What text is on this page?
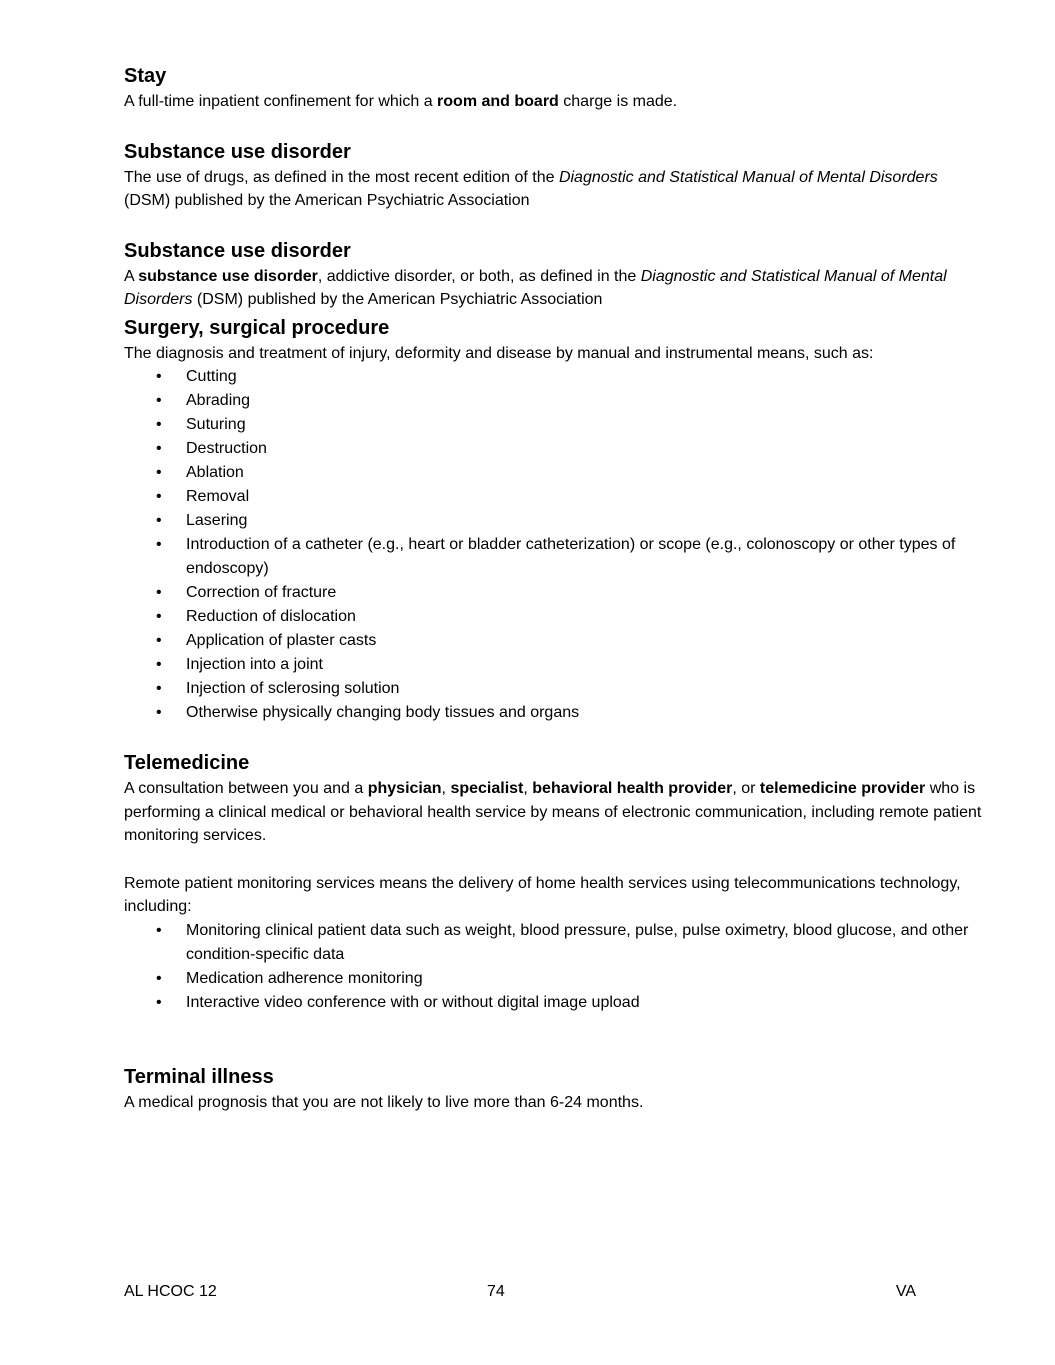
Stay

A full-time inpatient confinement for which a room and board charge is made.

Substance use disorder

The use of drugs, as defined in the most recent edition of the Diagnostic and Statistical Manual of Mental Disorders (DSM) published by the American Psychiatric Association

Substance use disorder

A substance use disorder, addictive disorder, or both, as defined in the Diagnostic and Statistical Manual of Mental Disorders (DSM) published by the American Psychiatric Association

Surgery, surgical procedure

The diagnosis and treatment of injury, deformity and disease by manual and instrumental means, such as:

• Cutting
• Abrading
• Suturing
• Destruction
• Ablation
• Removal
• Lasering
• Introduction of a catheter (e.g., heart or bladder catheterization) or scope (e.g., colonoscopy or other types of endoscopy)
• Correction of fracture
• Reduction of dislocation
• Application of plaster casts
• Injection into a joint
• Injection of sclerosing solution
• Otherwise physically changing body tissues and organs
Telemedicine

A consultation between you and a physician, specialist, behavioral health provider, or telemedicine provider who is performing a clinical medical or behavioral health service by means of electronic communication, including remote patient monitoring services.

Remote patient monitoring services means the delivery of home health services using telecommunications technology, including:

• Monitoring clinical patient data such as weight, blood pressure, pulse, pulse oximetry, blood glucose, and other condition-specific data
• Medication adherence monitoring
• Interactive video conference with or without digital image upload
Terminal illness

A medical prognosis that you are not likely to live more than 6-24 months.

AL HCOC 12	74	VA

(GOAL OF THE EXERCISE)
Return every line of the records exactly as given, pictures excluded.

(SOLUTION TO THIS TASK)
What text is on this page?
Stay

A full-time inpatient confinement for which a room and board charge is made.

Substance use disorder

The use of drugs, as defined in the most recent edition of the Diagnostic and Statistical Manual of Mental Disorders (DSM) published by the American Psychiatric Association

Substance use disorder

A substance use disorder, addictive disorder, or both, as defined in the Diagnostic and Statistical Manual of Mental Disorders (DSM) published by the American Psychiatric Association

Surgery, surgical procedure

The diagnosis and treatment of injury, deformity and disease by manual and instrumental means, such as:

• Cutting
• Abrading
• Suturing
• Destruction
• Ablation
• Removal
• Lasering
• Introduction of a catheter (e.g., heart or bladder catheterization) or scope (e.g., colonoscopy or other types of endoscopy)
• Correction of fracture
• Reduction of dislocation
• Application of plaster casts
• Injection into a joint
• Injection of sclerosing solution
• Otherwise physically changing body tissues and organs
Telemedicine

A consultation between you and a physician, specialist, behavioral health provider, or telemedicine provider who is performing a clinical medical or behavioral health service by means of electronic communication, including remote patient monitoring services.

Remote patient monitoring services means the delivery of home health services using telecommunications technology, including:

• Monitoring clinical patient data such as weight, blood pressure, pulse, pulse oximetry, blood glucose, and other condition-specific data
• Medication adherence monitoring
• Interactive video conference with or without digital image upload
Terminal illness

A medical prognosis that you are not likely to live more than 6-24 months.

AL HCOC 12	74	VA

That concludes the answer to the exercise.